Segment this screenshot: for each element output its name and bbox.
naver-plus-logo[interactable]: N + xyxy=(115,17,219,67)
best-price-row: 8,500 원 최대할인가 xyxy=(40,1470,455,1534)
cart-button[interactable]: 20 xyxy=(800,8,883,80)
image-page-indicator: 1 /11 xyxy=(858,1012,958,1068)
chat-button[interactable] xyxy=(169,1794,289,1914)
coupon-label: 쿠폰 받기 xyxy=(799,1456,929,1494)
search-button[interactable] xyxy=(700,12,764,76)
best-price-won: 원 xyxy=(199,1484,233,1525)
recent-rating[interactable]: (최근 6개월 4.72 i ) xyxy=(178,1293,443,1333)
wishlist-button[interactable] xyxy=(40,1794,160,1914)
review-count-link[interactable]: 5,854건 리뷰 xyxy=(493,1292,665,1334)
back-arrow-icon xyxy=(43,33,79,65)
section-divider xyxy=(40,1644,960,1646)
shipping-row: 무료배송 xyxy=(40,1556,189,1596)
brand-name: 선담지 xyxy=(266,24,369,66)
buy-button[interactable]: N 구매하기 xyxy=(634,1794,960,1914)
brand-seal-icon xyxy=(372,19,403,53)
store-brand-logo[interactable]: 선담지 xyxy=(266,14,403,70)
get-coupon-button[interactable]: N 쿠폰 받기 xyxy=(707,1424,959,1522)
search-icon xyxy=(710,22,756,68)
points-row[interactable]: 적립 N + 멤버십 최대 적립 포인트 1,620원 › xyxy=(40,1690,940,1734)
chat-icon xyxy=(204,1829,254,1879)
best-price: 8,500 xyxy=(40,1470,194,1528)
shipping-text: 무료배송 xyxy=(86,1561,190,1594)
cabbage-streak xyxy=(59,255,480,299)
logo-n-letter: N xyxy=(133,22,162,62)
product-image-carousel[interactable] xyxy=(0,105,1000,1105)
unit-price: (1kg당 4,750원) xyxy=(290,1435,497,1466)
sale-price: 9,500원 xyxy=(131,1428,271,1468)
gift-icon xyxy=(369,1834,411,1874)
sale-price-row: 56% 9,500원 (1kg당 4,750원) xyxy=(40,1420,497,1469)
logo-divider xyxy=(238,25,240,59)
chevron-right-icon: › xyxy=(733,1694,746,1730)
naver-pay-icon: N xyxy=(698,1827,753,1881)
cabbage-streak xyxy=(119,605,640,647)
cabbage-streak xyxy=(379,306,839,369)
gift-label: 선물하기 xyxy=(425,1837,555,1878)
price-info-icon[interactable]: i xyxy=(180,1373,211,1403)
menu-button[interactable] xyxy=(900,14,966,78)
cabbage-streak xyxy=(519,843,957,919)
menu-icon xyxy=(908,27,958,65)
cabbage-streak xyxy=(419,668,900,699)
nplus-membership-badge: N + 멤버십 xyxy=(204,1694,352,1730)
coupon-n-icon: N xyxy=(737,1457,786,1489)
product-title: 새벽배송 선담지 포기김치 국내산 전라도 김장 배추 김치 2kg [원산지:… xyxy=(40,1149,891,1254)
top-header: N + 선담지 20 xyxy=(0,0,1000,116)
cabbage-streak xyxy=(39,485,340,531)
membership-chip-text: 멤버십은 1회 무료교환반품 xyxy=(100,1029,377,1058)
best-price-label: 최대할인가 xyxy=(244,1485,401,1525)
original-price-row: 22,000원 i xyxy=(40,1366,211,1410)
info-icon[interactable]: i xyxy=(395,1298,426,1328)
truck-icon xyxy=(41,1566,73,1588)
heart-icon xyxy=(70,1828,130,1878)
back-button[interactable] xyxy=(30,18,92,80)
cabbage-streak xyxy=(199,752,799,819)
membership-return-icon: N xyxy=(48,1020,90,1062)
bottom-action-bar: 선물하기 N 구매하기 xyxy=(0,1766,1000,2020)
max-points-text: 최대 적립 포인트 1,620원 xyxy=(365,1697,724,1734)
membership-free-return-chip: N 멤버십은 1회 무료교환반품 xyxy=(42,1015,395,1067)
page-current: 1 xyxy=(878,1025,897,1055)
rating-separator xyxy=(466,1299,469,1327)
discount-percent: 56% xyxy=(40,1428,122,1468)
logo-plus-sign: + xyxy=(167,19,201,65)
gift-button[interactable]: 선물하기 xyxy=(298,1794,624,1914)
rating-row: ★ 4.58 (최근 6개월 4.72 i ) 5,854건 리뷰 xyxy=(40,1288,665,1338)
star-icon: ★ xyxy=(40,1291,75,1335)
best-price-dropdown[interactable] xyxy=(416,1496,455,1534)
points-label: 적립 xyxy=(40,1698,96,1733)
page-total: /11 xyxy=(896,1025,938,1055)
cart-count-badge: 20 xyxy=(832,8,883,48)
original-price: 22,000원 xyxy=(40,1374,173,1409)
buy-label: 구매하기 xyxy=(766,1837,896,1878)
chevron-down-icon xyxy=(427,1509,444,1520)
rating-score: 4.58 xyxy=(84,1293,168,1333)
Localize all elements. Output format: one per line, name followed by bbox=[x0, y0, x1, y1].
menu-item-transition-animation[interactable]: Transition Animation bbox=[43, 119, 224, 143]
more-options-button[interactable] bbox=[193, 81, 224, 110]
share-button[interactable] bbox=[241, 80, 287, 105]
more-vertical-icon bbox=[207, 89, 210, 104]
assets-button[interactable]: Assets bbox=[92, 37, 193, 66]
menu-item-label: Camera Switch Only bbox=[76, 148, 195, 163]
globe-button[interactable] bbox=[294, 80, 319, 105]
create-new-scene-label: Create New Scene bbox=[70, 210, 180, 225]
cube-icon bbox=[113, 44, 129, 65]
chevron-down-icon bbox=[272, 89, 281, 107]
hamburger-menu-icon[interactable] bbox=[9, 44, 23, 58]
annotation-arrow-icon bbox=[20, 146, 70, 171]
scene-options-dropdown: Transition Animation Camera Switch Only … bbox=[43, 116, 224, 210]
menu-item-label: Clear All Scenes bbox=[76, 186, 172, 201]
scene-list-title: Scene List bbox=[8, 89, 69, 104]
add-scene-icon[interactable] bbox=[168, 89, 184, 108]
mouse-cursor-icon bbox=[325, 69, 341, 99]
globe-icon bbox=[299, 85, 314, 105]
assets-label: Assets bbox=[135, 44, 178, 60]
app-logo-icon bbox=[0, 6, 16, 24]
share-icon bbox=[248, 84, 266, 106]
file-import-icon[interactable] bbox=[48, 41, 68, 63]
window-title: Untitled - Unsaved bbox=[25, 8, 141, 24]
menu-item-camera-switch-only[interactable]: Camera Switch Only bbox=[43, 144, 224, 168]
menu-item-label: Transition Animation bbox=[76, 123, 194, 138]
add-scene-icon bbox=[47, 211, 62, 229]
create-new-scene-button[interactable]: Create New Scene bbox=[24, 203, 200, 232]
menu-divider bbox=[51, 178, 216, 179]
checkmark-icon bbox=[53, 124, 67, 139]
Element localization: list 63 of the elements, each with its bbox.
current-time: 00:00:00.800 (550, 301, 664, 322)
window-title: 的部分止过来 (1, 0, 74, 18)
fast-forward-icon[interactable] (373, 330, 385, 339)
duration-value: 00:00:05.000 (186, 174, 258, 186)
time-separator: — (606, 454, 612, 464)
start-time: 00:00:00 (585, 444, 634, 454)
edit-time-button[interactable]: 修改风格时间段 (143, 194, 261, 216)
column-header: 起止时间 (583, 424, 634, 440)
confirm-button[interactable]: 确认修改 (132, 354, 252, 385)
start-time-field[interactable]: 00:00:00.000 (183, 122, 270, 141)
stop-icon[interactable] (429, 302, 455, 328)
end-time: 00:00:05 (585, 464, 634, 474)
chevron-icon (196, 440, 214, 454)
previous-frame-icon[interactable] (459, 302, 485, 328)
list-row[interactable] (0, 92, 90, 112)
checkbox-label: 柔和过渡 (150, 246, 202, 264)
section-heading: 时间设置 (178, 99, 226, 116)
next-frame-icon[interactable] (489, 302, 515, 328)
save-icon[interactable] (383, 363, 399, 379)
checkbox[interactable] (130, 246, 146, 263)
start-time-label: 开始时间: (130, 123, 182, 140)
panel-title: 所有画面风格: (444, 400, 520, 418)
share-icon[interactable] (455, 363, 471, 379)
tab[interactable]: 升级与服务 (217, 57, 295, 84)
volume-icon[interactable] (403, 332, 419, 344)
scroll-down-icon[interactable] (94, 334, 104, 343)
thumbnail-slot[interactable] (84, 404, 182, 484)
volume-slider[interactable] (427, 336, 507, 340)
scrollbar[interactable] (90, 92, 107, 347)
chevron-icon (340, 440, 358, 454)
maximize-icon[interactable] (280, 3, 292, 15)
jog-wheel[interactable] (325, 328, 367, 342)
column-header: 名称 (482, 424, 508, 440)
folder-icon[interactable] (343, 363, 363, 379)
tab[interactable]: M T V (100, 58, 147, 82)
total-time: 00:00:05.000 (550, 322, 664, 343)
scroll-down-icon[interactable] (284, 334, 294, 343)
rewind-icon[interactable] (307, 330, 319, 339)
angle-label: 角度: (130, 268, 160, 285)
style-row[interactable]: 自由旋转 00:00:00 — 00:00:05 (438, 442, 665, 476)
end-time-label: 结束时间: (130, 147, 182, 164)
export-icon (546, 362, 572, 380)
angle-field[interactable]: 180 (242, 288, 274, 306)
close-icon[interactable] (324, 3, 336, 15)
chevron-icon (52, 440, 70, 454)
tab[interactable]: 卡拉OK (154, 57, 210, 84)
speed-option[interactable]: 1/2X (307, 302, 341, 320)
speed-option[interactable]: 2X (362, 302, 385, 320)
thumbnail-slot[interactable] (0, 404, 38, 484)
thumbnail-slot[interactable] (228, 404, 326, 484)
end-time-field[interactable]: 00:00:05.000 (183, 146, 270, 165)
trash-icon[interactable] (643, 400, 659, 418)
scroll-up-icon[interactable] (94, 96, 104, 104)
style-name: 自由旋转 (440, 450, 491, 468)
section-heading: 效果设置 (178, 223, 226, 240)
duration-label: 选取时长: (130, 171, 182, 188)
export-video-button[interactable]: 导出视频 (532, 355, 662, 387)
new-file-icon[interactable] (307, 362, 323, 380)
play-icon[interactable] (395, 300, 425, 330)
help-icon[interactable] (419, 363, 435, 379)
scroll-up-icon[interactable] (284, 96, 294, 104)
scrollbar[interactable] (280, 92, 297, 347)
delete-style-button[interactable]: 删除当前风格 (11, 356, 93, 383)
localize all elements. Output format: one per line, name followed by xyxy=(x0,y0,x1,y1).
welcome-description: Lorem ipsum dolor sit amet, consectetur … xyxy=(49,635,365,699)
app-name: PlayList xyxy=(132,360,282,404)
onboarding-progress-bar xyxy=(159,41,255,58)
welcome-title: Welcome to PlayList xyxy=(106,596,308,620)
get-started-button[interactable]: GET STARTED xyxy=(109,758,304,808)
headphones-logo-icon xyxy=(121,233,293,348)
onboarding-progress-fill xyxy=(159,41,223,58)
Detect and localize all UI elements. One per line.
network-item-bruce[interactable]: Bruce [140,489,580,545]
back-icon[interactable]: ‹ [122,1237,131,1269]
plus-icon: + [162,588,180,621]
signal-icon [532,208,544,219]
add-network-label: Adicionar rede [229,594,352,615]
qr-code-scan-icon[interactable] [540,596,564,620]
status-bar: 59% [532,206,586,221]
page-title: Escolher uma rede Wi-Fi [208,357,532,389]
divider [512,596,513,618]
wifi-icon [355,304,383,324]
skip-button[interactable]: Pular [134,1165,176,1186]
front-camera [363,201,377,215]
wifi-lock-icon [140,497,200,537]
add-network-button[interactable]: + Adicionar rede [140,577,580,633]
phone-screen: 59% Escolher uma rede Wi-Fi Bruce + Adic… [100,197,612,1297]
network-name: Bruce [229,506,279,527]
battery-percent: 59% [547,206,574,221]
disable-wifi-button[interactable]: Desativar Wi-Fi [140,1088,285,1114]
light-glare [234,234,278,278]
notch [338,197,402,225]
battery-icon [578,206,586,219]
--------------------------------
** TO BE DONE **
Rewrite the rows starting at the first line and ending at the line containing "image-page-indicator: 1 /11", with "bbox" replaced by "bounding box" and everything else unchanged.

** FINAL ANSWER **
Segment this screenshot: for each element output its name and bounding box.
naver-plus-logo[interactable]: N + xyxy=(115,17,219,67)
best-price-row: 8,500 원 최대할인가 xyxy=(40,1470,455,1534)
cart-button[interactable]: 20 xyxy=(800,8,883,80)
image-page-indicator: 1 /11 xyxy=(858,1012,958,1068)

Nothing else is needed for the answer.